Input rows
------------------------

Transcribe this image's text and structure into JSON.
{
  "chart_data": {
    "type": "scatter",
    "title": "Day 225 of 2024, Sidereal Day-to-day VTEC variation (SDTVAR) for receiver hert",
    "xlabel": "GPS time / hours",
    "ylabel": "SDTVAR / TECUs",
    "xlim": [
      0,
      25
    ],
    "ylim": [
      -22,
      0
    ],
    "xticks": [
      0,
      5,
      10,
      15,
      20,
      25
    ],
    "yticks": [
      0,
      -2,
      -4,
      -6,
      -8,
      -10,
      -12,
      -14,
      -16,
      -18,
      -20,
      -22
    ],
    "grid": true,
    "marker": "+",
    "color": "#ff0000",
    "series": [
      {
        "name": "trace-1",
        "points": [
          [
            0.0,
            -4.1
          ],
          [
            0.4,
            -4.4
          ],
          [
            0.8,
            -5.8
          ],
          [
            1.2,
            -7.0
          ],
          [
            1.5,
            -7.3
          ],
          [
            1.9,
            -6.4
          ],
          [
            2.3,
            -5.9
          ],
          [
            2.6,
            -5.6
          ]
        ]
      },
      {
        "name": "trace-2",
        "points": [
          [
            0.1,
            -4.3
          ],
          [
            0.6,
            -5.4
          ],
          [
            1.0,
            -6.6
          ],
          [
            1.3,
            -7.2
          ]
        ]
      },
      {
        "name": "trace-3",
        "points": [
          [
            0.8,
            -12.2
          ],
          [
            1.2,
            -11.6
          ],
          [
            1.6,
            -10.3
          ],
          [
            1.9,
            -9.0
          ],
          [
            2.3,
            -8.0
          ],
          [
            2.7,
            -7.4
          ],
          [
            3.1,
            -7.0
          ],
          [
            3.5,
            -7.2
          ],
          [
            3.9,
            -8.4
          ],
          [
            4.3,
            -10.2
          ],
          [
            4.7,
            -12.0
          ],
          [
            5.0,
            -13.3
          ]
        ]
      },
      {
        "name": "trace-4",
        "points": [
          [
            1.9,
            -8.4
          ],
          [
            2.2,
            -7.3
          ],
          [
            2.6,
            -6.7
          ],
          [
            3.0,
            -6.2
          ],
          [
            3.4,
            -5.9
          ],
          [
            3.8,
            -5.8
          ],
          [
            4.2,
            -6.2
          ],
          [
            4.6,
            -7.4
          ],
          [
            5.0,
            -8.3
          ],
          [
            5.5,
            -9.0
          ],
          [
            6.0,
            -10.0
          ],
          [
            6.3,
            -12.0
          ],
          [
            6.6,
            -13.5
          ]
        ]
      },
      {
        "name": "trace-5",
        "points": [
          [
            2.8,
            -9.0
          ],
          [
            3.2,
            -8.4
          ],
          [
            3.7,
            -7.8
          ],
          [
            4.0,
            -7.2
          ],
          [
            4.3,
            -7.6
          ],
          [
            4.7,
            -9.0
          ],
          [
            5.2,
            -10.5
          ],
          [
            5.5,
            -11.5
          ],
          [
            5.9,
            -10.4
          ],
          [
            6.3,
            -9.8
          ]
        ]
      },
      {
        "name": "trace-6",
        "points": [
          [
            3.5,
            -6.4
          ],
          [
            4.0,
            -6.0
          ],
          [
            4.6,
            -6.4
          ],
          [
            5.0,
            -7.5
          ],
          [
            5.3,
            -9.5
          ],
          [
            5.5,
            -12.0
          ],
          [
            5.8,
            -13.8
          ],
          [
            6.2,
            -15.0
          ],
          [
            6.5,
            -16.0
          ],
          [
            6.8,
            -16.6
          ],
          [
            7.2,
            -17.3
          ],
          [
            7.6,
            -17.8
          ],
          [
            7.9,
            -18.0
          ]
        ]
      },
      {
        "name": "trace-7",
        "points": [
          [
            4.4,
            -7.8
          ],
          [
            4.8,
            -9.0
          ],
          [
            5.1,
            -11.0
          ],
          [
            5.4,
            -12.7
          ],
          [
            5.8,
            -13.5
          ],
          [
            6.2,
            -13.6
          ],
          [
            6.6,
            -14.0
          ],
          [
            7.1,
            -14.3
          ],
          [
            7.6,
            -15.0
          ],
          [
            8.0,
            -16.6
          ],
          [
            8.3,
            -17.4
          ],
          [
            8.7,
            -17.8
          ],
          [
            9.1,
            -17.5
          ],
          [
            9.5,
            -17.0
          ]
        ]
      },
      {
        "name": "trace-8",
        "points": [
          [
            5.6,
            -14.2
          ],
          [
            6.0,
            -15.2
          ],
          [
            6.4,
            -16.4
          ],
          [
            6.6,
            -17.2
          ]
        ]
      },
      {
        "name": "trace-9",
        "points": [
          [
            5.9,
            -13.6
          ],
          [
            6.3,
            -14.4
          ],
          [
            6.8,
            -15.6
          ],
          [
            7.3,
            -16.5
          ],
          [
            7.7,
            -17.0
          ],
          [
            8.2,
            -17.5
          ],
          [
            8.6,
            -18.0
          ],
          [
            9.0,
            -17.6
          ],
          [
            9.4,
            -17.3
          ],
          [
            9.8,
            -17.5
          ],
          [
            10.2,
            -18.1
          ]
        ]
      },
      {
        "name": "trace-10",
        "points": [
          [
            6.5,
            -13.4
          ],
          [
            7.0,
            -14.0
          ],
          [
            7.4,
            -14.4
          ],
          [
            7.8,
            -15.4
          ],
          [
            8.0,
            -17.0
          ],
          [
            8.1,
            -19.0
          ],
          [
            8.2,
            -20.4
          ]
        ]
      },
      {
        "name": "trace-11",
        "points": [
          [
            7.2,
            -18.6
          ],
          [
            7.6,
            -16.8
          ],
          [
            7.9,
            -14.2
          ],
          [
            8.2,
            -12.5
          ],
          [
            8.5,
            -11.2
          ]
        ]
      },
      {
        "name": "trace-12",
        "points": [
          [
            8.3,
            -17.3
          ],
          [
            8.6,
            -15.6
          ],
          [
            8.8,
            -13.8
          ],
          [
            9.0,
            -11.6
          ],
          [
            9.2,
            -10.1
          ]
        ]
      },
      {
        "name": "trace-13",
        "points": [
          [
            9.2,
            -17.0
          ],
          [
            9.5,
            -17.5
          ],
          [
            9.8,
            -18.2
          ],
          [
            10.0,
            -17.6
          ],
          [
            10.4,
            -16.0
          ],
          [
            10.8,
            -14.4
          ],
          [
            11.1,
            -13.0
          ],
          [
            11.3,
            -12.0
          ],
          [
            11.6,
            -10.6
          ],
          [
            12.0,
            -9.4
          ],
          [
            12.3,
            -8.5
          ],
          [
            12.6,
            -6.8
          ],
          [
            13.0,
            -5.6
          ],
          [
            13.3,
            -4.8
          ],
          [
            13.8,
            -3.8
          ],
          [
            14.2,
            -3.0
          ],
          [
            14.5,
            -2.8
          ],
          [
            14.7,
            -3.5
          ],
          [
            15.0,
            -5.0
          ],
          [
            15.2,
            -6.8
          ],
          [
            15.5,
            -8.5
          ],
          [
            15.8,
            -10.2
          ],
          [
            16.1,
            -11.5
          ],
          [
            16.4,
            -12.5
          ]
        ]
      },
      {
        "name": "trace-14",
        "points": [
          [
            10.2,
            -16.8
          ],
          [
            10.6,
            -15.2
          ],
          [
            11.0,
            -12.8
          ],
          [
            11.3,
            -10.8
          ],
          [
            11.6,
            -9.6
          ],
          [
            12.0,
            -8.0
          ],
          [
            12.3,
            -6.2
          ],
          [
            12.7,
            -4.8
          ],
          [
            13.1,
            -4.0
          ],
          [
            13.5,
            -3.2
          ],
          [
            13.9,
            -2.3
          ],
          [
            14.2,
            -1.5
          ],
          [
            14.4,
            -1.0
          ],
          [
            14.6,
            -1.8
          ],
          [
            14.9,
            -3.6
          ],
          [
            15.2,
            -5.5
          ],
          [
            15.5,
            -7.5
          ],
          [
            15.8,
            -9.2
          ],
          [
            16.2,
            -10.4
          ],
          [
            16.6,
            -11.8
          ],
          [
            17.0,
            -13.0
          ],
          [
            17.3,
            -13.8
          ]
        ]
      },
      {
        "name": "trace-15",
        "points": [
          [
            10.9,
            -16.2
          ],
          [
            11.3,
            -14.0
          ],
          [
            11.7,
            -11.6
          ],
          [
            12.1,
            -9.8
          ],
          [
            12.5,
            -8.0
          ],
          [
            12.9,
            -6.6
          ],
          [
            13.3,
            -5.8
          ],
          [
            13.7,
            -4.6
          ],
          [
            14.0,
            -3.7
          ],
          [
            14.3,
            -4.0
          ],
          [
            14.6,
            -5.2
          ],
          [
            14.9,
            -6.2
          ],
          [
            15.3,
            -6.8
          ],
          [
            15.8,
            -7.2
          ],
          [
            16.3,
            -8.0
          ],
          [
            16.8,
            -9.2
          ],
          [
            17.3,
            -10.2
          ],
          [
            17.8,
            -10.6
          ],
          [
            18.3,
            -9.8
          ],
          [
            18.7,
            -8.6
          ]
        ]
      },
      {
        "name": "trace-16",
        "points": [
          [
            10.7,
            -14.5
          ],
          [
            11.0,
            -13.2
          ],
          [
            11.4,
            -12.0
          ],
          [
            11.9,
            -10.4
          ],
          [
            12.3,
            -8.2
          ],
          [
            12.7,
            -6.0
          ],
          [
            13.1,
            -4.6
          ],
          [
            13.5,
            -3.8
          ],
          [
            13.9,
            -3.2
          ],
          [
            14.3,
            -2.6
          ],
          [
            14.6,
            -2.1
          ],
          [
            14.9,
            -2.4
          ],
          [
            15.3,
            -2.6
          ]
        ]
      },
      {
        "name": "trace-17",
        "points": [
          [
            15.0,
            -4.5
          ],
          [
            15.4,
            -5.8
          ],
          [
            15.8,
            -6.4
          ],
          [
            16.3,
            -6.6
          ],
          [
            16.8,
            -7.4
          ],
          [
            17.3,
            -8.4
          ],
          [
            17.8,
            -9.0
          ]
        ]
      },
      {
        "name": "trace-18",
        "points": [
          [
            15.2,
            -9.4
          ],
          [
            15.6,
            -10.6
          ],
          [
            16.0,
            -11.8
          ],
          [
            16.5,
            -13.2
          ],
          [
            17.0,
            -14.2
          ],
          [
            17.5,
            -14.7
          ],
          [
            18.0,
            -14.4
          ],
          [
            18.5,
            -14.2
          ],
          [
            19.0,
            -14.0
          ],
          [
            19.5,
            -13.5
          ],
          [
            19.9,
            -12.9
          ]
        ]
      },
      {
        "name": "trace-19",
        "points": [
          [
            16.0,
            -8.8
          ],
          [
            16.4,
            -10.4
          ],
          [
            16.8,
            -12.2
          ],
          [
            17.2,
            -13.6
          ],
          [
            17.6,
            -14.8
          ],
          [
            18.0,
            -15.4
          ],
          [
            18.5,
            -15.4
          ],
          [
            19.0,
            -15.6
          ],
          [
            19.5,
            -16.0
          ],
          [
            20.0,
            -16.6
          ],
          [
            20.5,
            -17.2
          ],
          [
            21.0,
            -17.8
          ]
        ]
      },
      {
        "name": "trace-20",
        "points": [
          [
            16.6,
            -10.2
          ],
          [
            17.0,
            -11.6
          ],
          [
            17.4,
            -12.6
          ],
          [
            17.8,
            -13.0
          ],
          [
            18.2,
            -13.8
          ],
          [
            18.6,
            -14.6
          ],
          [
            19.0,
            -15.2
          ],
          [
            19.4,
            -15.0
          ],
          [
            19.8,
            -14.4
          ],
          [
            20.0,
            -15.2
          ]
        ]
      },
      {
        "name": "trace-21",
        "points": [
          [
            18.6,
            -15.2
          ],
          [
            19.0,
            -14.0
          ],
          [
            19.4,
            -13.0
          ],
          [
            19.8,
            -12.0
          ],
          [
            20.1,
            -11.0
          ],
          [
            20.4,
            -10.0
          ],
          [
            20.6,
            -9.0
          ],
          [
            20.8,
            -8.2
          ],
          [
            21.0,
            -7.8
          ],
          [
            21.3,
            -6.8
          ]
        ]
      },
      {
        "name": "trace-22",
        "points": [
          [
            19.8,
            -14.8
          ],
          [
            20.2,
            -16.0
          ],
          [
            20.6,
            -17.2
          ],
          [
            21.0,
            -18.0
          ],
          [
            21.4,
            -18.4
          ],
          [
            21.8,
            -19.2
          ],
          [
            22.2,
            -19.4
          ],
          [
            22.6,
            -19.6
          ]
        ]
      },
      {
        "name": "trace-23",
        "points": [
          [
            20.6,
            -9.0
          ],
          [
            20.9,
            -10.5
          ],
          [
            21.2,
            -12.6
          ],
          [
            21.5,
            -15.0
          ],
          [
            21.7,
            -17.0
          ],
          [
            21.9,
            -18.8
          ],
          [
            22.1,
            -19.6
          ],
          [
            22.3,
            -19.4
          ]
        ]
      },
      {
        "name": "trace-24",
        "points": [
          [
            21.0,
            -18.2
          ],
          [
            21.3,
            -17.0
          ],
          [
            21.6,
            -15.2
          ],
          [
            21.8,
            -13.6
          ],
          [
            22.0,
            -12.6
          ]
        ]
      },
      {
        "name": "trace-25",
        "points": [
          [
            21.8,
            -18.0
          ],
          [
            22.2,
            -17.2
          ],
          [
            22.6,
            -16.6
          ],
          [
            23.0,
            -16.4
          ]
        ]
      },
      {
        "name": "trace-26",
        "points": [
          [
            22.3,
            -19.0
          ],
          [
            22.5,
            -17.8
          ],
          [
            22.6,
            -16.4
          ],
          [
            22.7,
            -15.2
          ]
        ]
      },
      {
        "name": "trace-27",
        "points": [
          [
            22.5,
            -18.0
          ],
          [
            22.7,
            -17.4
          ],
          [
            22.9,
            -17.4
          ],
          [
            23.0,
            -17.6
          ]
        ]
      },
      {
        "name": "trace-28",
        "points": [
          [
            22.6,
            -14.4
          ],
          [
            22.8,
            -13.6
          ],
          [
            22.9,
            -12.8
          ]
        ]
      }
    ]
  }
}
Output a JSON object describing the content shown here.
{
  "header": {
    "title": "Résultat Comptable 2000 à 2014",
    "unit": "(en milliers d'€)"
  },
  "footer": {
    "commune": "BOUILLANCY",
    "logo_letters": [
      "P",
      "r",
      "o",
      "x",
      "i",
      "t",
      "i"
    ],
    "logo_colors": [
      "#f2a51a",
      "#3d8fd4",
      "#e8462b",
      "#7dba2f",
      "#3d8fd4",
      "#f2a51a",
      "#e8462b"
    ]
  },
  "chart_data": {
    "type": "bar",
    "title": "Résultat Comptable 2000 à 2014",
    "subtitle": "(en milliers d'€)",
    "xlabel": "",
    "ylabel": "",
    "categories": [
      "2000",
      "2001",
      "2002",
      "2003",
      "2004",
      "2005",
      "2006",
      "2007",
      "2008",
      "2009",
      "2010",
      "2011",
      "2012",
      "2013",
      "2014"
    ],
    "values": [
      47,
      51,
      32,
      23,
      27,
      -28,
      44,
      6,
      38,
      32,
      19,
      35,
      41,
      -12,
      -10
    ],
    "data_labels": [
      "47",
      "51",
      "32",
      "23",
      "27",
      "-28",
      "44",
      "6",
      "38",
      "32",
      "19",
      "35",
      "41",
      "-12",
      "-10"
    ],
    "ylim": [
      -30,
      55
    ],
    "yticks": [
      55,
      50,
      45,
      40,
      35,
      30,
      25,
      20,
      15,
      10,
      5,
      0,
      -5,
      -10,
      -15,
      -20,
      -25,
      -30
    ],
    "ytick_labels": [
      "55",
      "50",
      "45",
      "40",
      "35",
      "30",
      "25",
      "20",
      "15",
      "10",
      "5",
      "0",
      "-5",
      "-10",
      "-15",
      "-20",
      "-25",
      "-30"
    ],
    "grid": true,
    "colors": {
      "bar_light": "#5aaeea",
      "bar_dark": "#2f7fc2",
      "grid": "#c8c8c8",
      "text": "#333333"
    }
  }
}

------------------------

Aim
Find the lines containing "JSON" and list every one of them.

Finished answer
Transcribe this image's text and structure into JSON.
Output a JSON object describing the content shown here.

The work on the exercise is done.